GIVEN PASSAGE:
· · · · ·

Before I do anything, I always ask myself, ‘What will mummy or daddy say?‘ I worry very much about my parents‘ opinion. For me, they are the most important people on earth after God. So, I don‘t want a day to come when they will be disappointed in me. My father was a naval officer while my mother was a teacher, and you can see how it is to be their daughter. They were very disciplined and hardly condoned nonsense.
Didn‘t you play pranks when you were much younger?
Every child plays pranks. But my mother was very quick with the whip and I got whipped quite a lot. When I was supposed to be indoors cooking, I would be reading. I know how many times I burnt food. My mother taught us how to cook, though we had house-helps. We were not allowed to go out at all. If you went out to play, the rule was that by six o’ clock, you should be in the house or you would be in serious trouble. When I was in secondary school, my mates would go for a party, but I dared not go with them. Even as an undergraduate here in Lagos, I never attended parties. Not even when my parents were living in Warri. It has become a part of me. The only time I remember going out for a party was when I was in my final year and I won the Miss Amina Hall Beauty contest, and my friends threw a party in my honour in a night club near the university campus.

· · · · ·

Layout region records:
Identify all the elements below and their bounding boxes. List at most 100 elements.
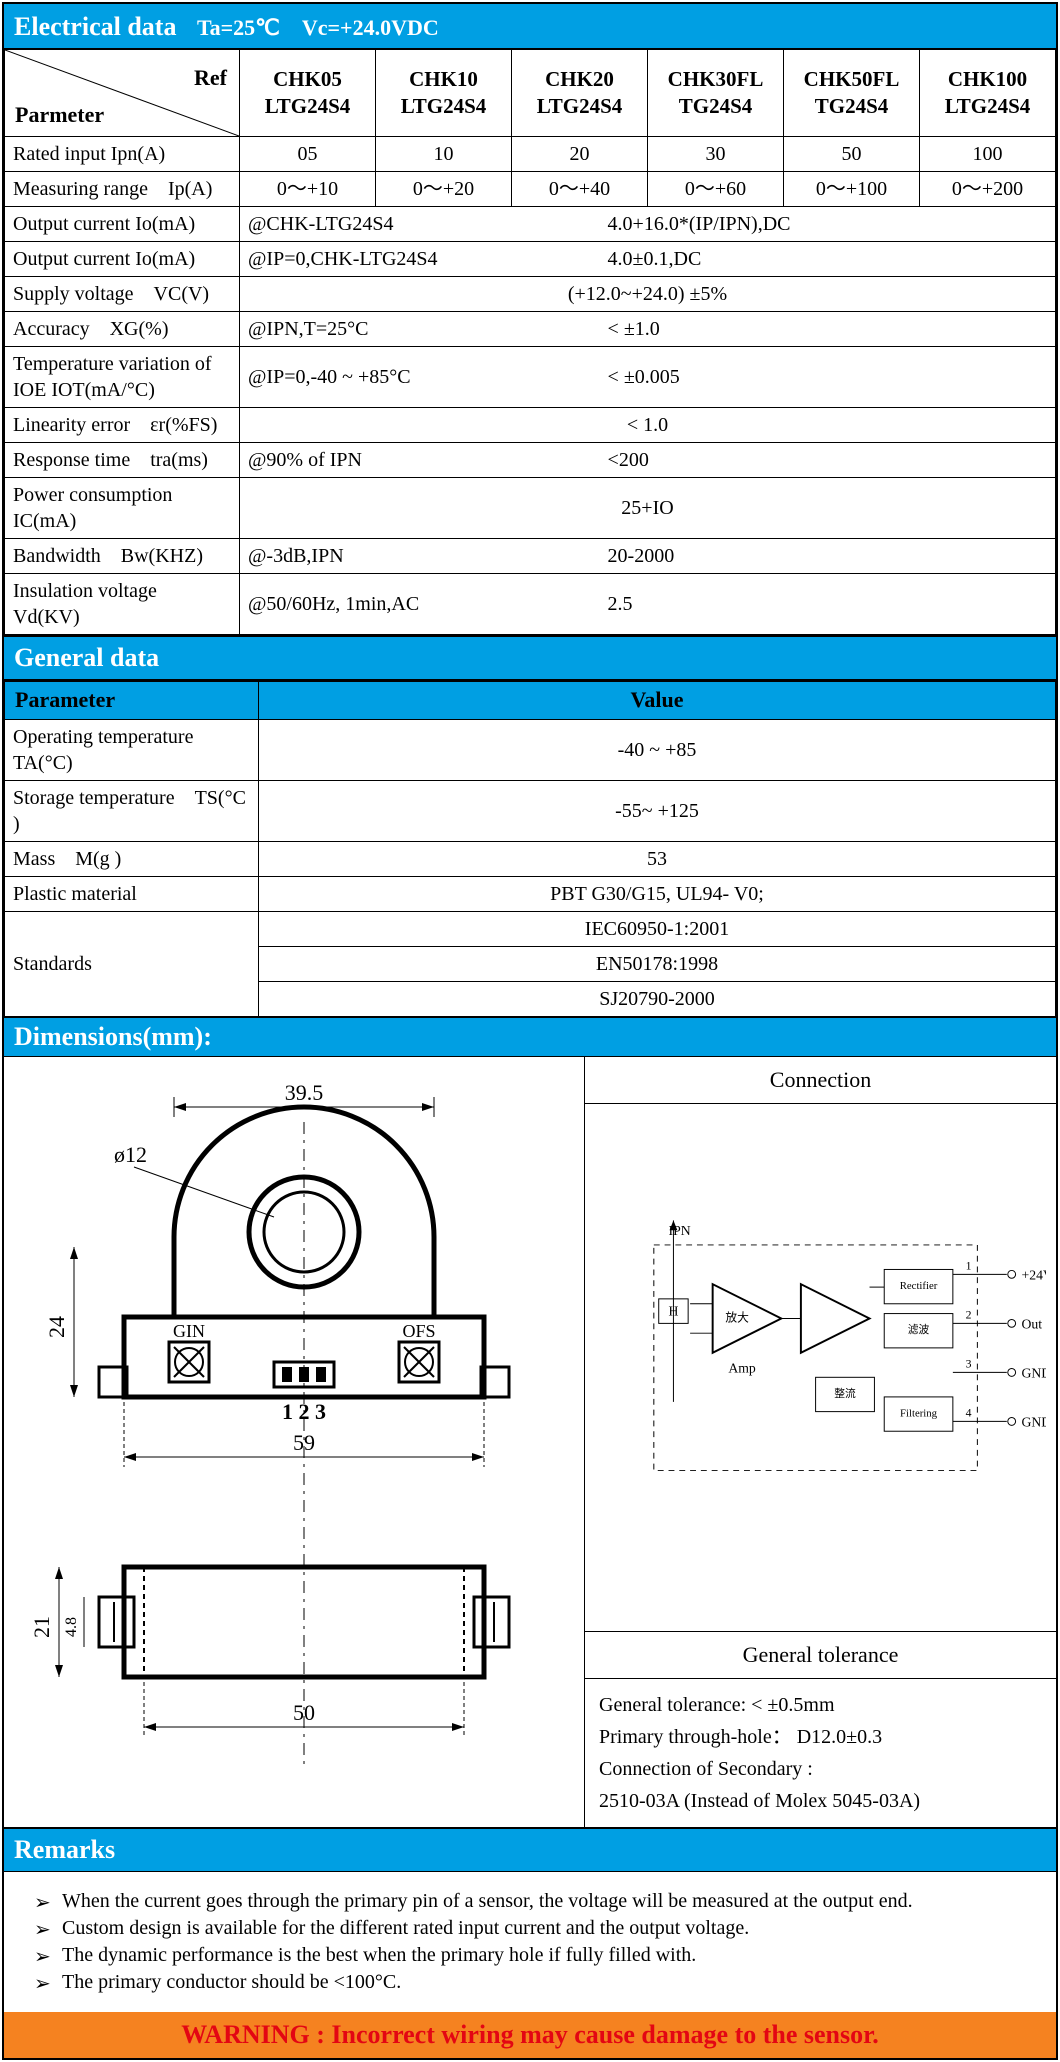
general-table: Parameter Value Operating temperature TA…: [4, 680, 1056, 1017]
pin4: 4: [966, 1406, 972, 1419]
gnd2-label: GND: [1021, 1414, 1046, 1429]
param-label: Linearity error εr(%FS): [5, 408, 240, 443]
cell: @CHK-LTG24S44.0+16.0*(IP/IPN),DC: [240, 207, 1056, 242]
out-label: Out: [1021, 1316, 1042, 1331]
remark-text: Custom design is available for the diffe…: [62, 1917, 749, 1942]
electrical-table: Ref Parmeter CHK05 LTG24S4 CHK10 LTG24S4…: [4, 49, 1056, 635]
remarks-header: Remarks: [4, 1827, 1056, 1872]
parameter-label: Parmeter: [15, 101, 104, 130]
cell: 0～+60: [648, 172, 784, 207]
cell: (+12.0~+24.0) ±5%: [240, 277, 1056, 312]
val: 20-2000: [608, 543, 1047, 569]
dim-h21: 21: [29, 1616, 54, 1638]
dimensions-header: Dimensions(mm):: [4, 1017, 1056, 1057]
table-row: Mass M(g )53: [5, 841, 1056, 876]
table-row: Output current Io(mA) @CHK-LTG24S44.0+16…: [5, 207, 1056, 242]
filt-label: Filtering: [900, 1407, 938, 1419]
val: 2.5: [608, 591, 1047, 617]
pin3: 3: [966, 1357, 972, 1370]
cell: 53: [259, 841, 1056, 876]
rect-label: Rectifier: [900, 1280, 938, 1292]
model-col-3: CHK30FL TG24S4: [648, 50, 784, 137]
cond: @IP=0,-40 ~ +85°C: [248, 364, 608, 390]
warning-banner: WARNING : Incorrect wiring may cause dam…: [4, 2012, 1056, 2058]
chevron-icon: ➢: [34, 1944, 62, 1969]
table-row: Accuracy XG(%) @IPN,T=25°C< ±1.0: [5, 312, 1056, 347]
general-header: General data: [4, 635, 1056, 680]
param-label: Response time tra(ms): [5, 443, 240, 478]
rect-cn: 整流: [834, 1387, 856, 1400]
filt-cn: 滤波: [908, 1323, 930, 1336]
param-label: Measuring range Ip(A): [5, 172, 240, 207]
tolerance-title: General tolerance: [585, 1632, 1056, 1679]
dim-top-width: 39.5: [285, 1080, 324, 1105]
cell: IEC60950-1:2001: [259, 911, 1056, 946]
model-col-1: CHK10 LTG24S4: [376, 50, 512, 137]
remark-item: ➢The primary conductor should be <100°C.: [34, 1971, 1026, 1996]
connection-svg: IPN H 放大 Amp Rect: [595, 1114, 1046, 1621]
val: < ±0.005: [608, 364, 1047, 390]
pin2: 2: [966, 1308, 972, 1321]
model-col-5: CHK100 LTG24S4: [920, 50, 1056, 137]
electrical-subtitle: Ta=25℃ Vc=+24.0VDC: [197, 15, 439, 40]
val: < ±1.0: [608, 316, 1047, 342]
tol-line: General tolerance: < ±0.5mm: [599, 1689, 1042, 1721]
remark-text: When the current goes through the primar…: [62, 1890, 913, 1915]
cell: 05: [240, 137, 376, 172]
cell: @90% of IPN<200: [240, 443, 1056, 478]
dim-hole: ø12: [114, 1142, 147, 1167]
cell: 0～+200: [920, 172, 1056, 207]
remark-text: The primary conductor should be <100°C.: [62, 1971, 401, 1996]
cond: @IPN,T=25°C: [248, 316, 608, 342]
remark-item: ➢When the current goes through the prima…: [34, 1890, 1026, 1915]
table-row: Power consumption IC(mA) 25+IO: [5, 478, 1056, 539]
cond: @50/60Hz, 1min,AC: [248, 591, 608, 617]
cell: @IP=0,CHK-LTG24S44.0±0.1,DC: [240, 242, 1056, 277]
param-ref-corner: Ref Parmeter: [5, 50, 240, 137]
cell: 0～+20: [376, 172, 512, 207]
table-row: Measuring range Ip(A) 0～+10 0～+20 0～+40 …: [5, 172, 1056, 207]
gen-col1: Parameter: [5, 681, 259, 719]
cell: @IP=0,-40 ~ +85°C< ±0.005: [240, 347, 1056, 408]
remarks-body: ➢When the current goes through the prima…: [4, 1872, 1056, 2012]
param-label: Temperature variation of IOE IOT(mA/°C): [5, 347, 240, 408]
param-label: Plastic material: [5, 876, 259, 911]
dim-h24: 24: [44, 1316, 69, 1338]
tolerance-body: General tolerance: < ±0.5mm Primary thro…: [585, 1679, 1056, 1827]
table-row: Insulation voltage Vd(KV) @50/60Hz, 1min…: [5, 574, 1056, 635]
table-row: Operating temperature TA(°C)-40 ~ +85: [5, 719, 1056, 780]
cond: @90% of IPN: [248, 447, 608, 473]
dimensions-box: 39.5 ø12 GIN: [4, 1057, 1056, 1827]
connection-title: Connection: [585, 1057, 1056, 1104]
pin1: 1: [966, 1259, 972, 1272]
dim-4-8: 4.8: [63, 1617, 80, 1637]
param-label: Accuracy XG(%): [5, 312, 240, 347]
dimension-drawing: 39.5 ø12 GIN: [4, 1057, 585, 1827]
val: 4.0±0.1,DC: [608, 246, 1047, 272]
param-label: Output current Io(mA): [5, 242, 240, 277]
remark-text: The dynamic performance is the best when…: [62, 1944, 696, 1969]
param-label: Insulation voltage Vd(KV): [5, 574, 240, 635]
cond: @IP=0,CHK-LTG24S4: [248, 246, 608, 272]
general-title: General data: [14, 643, 159, 672]
param-label: Storage temperature TS(°C ): [5, 780, 259, 841]
cell: @50/60Hz, 1min,AC2.5: [240, 574, 1056, 635]
table-row: Plastic materialPBT G30/G15, UL94- V0;: [5, 876, 1056, 911]
table-row: Supply voltage VC(V) (+12.0~+24.0) ±5%: [5, 277, 1056, 312]
cell: 10: [376, 137, 512, 172]
table-row: Response time tra(ms) @90% of IPN<200: [5, 443, 1056, 478]
model-col-4: CHK50FL TG24S4: [784, 50, 920, 137]
table-row: StandardsIEC60950-1:2001: [5, 911, 1056, 946]
cell: < 1.0: [240, 408, 1056, 443]
cell: 0～+100: [784, 172, 920, 207]
chevron-icon: ➢: [34, 1890, 62, 1915]
model-col-0: CHK05 LTG24S4: [240, 50, 376, 137]
param-label: Output current Io(mA): [5, 207, 240, 242]
param-label: Standards: [5, 911, 259, 1016]
tol-line: Connection of Secondary :: [599, 1753, 1042, 1785]
cell: -55~ +125: [259, 780, 1056, 841]
dimensions-title: Dimensions(mm):: [14, 1022, 212, 1051]
tol-line: Primary through-hole： D12.0±0.3: [599, 1721, 1042, 1753]
param-label: Power consumption IC(mA): [5, 478, 240, 539]
mechanical-drawing-svg: 39.5 ø12 GIN: [14, 1067, 554, 1797]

· · · · ·

PROBLEMS TO SOLVE:
(A) Answer these questions about the interview passage:
(i) What was the speaker's father's occupation?
(ii) By what time did the house rule require anyone who went out to play to be back indoors?
(iii) Which contest did the speaker win in the final year at university?
(B) Carry the interview passage forward from its final sentence.

ANSWERS:
(A)
(i) He was a naval officer.
(ii) By six o'clock.
(iii) The Miss Amina Hall Beauty contest.

(B)
Why did a ‘puritan‘ like you participate in a beauty contest?
It was not my intention, honestly. On the day of the contest, a friend persuaded me to participate. In fact, she went to obtain the form, took me to a beauty shop, to a fashion designer, and got me made up. To be honest with you, I didn‘t think about the implication until it was late. When we were going for the event, I suddenly realised what I had done. I asked myself how I would explain to my parents. I had to run to my boyfriend and I explained to him. I begged him not to be annoyed. But he was not happy at all. When I won, I felt that I was in trouble. Eventually, I explained to my parents, but my father did not like it and I was never tempted to do it again.
Was that the boyfriend that you later got married to?
No, he is late now.
Sorry about that. But is his death linked to the title of your book, Echoes of a Heartbeat?
I will not answer that question.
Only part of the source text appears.